Reproduce the listing below without alteration, from its opening line through the line containing "barcode-bar xyxy=(478,806,480,886)", inclusive.

──────

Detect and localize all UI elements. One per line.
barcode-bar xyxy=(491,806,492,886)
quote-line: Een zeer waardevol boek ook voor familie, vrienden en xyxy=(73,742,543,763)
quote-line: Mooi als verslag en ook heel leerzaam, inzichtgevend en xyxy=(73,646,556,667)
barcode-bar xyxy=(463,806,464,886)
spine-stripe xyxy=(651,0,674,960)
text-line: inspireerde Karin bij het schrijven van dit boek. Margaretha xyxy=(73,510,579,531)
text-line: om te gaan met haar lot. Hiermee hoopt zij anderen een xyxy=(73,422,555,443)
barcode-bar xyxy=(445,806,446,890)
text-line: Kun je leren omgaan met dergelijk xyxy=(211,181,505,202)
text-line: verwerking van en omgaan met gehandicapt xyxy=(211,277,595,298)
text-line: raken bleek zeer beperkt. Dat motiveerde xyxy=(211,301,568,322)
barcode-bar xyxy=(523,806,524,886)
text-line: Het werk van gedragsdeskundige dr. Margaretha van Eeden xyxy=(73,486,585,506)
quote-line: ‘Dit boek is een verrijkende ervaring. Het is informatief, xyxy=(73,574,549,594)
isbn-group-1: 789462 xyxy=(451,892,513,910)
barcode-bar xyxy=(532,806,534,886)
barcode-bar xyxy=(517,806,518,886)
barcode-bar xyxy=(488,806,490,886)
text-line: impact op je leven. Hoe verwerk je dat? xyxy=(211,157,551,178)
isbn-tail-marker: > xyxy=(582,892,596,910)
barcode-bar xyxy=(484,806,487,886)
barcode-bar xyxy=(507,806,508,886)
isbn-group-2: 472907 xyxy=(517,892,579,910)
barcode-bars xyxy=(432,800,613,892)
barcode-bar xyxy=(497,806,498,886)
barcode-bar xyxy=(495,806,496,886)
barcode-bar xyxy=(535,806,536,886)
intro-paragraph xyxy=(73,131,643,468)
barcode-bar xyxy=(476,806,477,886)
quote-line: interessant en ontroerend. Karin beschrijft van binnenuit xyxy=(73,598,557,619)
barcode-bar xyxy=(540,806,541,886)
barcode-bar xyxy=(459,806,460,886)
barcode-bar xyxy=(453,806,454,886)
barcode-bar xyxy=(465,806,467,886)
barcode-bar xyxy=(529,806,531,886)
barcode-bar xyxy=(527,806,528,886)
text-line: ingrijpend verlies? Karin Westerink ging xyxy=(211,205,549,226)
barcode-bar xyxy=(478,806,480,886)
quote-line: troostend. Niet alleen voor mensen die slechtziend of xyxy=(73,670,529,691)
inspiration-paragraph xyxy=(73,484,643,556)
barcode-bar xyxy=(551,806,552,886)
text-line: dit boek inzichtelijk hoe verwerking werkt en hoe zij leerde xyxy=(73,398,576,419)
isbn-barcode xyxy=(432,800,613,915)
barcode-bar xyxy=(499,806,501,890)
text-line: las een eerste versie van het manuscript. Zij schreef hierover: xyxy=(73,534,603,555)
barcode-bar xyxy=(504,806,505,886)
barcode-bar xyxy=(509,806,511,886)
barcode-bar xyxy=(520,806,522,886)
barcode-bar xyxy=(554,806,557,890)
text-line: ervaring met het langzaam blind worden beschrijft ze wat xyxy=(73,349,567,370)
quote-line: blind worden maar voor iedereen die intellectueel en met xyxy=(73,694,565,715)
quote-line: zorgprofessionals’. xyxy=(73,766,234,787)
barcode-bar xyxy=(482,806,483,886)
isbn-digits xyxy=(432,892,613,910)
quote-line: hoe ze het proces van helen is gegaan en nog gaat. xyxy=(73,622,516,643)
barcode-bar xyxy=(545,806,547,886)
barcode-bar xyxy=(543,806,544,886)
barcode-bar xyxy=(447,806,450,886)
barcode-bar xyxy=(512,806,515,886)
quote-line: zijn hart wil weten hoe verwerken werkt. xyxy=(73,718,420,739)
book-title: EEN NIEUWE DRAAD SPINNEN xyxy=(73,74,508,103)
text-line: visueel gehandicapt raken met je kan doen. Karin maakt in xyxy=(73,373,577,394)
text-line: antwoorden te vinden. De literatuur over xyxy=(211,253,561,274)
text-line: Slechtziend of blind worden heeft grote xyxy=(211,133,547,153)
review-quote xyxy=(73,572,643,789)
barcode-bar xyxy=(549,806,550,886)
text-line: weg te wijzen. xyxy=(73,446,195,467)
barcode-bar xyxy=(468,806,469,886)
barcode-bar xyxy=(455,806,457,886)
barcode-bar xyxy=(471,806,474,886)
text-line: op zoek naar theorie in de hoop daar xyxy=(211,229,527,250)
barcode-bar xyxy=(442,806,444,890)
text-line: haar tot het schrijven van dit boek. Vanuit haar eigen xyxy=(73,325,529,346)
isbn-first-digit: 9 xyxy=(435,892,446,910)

──────

_Correct output_
Detect and localize all UI elements. One per line.
barcode-bar xyxy=(491,806,492,886)
quote-line: Een zeer waardevol boek ook voor familie, vrienden en xyxy=(73,742,543,763)
quote-line: Mooi als verslag en ook heel leerzaam, inzichtgevend en xyxy=(73,646,556,667)
barcode-bar xyxy=(463,806,464,886)
spine-stripe xyxy=(651,0,674,960)
text-line: inspireerde Karin bij het schrijven van dit boek. Margaretha xyxy=(73,510,579,531)
text-line: om te gaan met haar lot. Hiermee hoopt zij anderen een xyxy=(73,422,555,443)
barcode-bar xyxy=(445,806,446,890)
text-line: Kun je leren omgaan met dergelijk xyxy=(211,181,505,202)
text-line: verwerking van en omgaan met gehandicapt xyxy=(211,277,595,298)
text-line: raken bleek zeer beperkt. Dat motiveerde xyxy=(211,301,568,322)
barcode-bar xyxy=(523,806,524,886)
text-line: Het werk van gedragsdeskundige dr. Margaretha van Eeden xyxy=(73,486,585,506)
quote-line: ‘Dit boek is een verrijkende ervaring. Het is informatief, xyxy=(73,574,549,594)
isbn-group-1: 789462 xyxy=(451,892,513,910)
barcode-bar xyxy=(532,806,534,886)
barcode-bar xyxy=(517,806,518,886)
barcode-bar xyxy=(488,806,490,886)
text-line: impact op je leven. Hoe verwerk je dat? xyxy=(211,157,551,178)
isbn-tail-marker: > xyxy=(582,892,596,910)
barcode-bar xyxy=(484,806,487,886)
barcode-bar xyxy=(507,806,508,886)
isbn-group-2: 472907 xyxy=(517,892,579,910)
barcode-bars xyxy=(432,800,613,892)
barcode-bar xyxy=(497,806,498,886)
barcode-bar xyxy=(495,806,496,886)
barcode-bar xyxy=(535,806,536,886)
intro-paragraph xyxy=(73,131,643,468)
barcode-bar xyxy=(476,806,477,886)
quote-line: interessant en ontroerend. Karin beschrijft van binnenuit xyxy=(73,598,557,619)
barcode-bar xyxy=(540,806,541,886)
barcode-bar xyxy=(459,806,460,886)
barcode-bar xyxy=(453,806,454,886)
barcode-bar xyxy=(465,806,467,886)
barcode-bar xyxy=(529,806,531,886)
barcode-bar xyxy=(527,806,528,886)
text-line: ingrijpend verlies? Karin Westerink ging xyxy=(211,205,549,226)
barcode-bar xyxy=(478,806,480,886)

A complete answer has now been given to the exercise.